Exercise
Set the listing down unchanged, minus every embedded image.

+++ Provided records

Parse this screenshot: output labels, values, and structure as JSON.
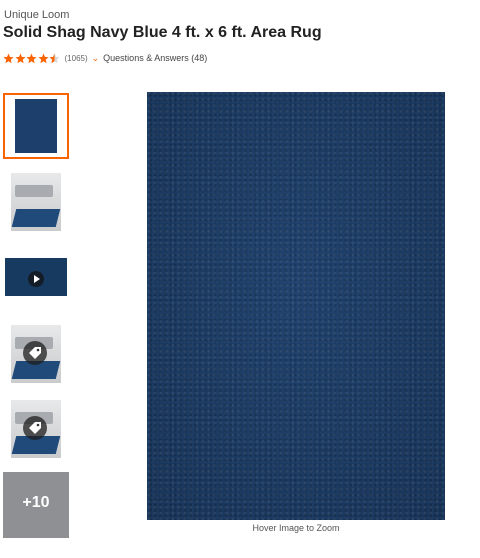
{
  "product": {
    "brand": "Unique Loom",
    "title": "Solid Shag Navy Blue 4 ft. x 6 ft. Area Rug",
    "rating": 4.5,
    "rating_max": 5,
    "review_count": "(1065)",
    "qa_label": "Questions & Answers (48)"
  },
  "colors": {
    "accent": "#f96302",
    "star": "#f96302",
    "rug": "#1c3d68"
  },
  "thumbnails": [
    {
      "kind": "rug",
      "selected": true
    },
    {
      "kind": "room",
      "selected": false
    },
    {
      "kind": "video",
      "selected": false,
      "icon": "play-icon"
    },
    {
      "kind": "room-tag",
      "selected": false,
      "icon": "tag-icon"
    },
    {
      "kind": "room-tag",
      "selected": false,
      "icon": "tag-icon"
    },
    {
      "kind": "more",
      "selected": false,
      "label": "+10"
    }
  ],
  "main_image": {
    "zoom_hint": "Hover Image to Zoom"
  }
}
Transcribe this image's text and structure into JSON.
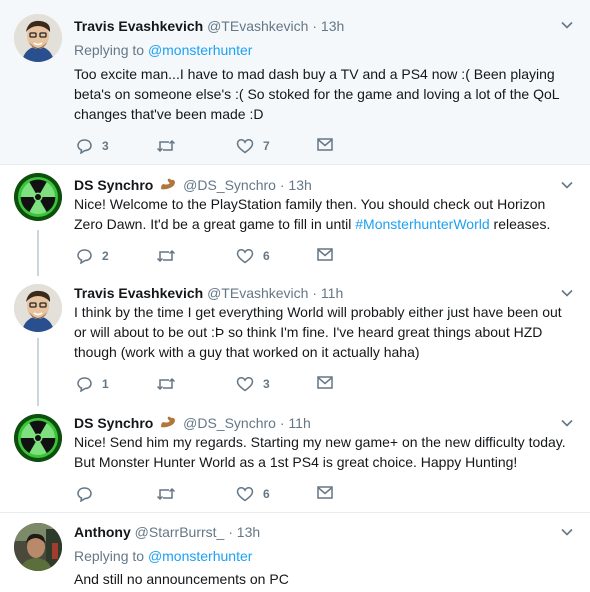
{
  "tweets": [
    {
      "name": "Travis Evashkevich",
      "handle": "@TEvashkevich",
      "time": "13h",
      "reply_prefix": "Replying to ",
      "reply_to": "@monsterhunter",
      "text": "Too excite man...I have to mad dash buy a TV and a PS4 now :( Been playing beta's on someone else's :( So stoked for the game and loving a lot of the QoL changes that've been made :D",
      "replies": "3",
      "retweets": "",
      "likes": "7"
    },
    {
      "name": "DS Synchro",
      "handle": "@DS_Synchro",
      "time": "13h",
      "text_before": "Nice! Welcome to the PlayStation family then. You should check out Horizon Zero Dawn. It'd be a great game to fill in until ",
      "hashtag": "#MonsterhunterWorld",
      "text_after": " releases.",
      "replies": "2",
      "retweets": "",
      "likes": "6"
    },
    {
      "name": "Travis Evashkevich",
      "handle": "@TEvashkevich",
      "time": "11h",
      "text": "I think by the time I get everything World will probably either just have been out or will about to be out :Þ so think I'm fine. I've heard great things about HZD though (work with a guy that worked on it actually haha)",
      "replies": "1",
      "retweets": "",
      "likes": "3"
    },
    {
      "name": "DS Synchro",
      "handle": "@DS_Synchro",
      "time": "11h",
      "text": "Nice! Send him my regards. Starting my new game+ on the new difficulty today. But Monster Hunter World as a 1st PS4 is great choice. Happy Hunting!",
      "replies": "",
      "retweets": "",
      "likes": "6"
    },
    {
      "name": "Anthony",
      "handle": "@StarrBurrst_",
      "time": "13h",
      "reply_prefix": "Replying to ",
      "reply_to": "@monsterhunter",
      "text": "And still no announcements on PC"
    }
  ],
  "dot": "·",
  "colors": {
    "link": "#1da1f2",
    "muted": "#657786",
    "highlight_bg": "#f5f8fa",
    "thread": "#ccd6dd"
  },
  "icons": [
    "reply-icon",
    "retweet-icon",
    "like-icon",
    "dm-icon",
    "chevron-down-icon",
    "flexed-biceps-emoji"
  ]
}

++++++

Finished task
Parse this screenshot: output labels, values, and structure as JSON.
{
  "product": {
    "brand": "Unique Loom",
    "title": "Solid Shag Navy Blue 4 ft. x 6 ft. Area Rug",
    "rating": 4.5,
    "rating_max": 5,
    "review_count": "(1065)",
    "qa_label": "Questions & Answers (48)"
  },
  "colors": {
    "accent": "#f96302",
    "star": "#f96302",
    "rug": "#1c3d68"
  },
  "thumbnails": [
    {
      "kind": "rug",
      "selected": true
    },
    {
      "kind": "room",
      "selected": false
    },
    {
      "kind": "video",
      "selected": false,
      "icon": "play-icon"
    },
    {
      "kind": "room-tag",
      "selected": false,
      "icon": "tag-icon"
    },
    {
      "kind": "room-tag",
      "selected": false,
      "icon": "tag-icon"
    },
    {
      "kind": "more",
      "selected": false,
      "label": "+10"
    }
  ],
  "main_image": {
    "zoom_hint": "Hover Image to Zoom"
  }
}
Transcribe this image's text and structure into JSON.
{
  "tweets": [
    {
      "name": "Travis Evashkevich",
      "handle": "@TEvashkevich",
      "time": "13h",
      "reply_prefix": "Replying to ",
      "reply_to": "@monsterhunter",
      "text": "Too excite man...I have to mad dash buy a TV and a PS4 now :( Been playing beta's on someone else's :( So stoked for the game and loving a lot of the QoL changes that've been made :D",
      "replies": "3",
      "retweets": "",
      "likes": "7"
    },
    {
      "name": "DS Synchro",
      "handle": "@DS_Synchro",
      "time": "13h",
      "text_before": "Nice! Welcome to the PlayStation family then. You should check out Horizon Zero Dawn. It'd be a great game to fill in until ",
      "hashtag": "#MonsterhunterWorld",
      "text_after": " releases.",
      "replies": "2",
      "retweets": "",
      "likes": "6"
    },
    {
      "name": "Travis Evashkevich",
      "handle": "@TEvashkevich",
      "time": "11h",
      "text": "I think by the time I get everything World will probably either just have been out or will about to be out :Þ so think I'm fine. I've heard great things about HZD though (work with a guy that worked on it actually haha)",
      "replies": "1",
      "retweets": "",
      "likes": "3"
    },
    {
      "name": "DS Synchro",
      "handle": "@DS_Synchro",
      "time": "11h",
      "text": "Nice! Send him my regards. Starting my new game+ on the new difficulty today. But Monster Hunter World as a 1st PS4 is great choice. Happy Hunting!",
      "replies": "",
      "retweets": "",
      "likes": "6"
    },
    {
      "name": "Anthony",
      "handle": "@StarrBurrst_",
      "time": "13h",
      "reply_prefix": "Replying to ",
      "reply_to": "@monsterhunter",
      "text": "And still no announcements on PC"
    }
  ],
  "dot": "·",
  "colors": {
    "link": "#1da1f2",
    "muted": "#657786",
    "highlight_bg": "#f5f8fa",
    "thread": "#ccd6dd"
  },
  "icons": [
    "reply-icon",
    "retweet-icon",
    "like-icon",
    "dm-icon",
    "chevron-down-icon",
    "flexed-biceps-emoji"
  ]
}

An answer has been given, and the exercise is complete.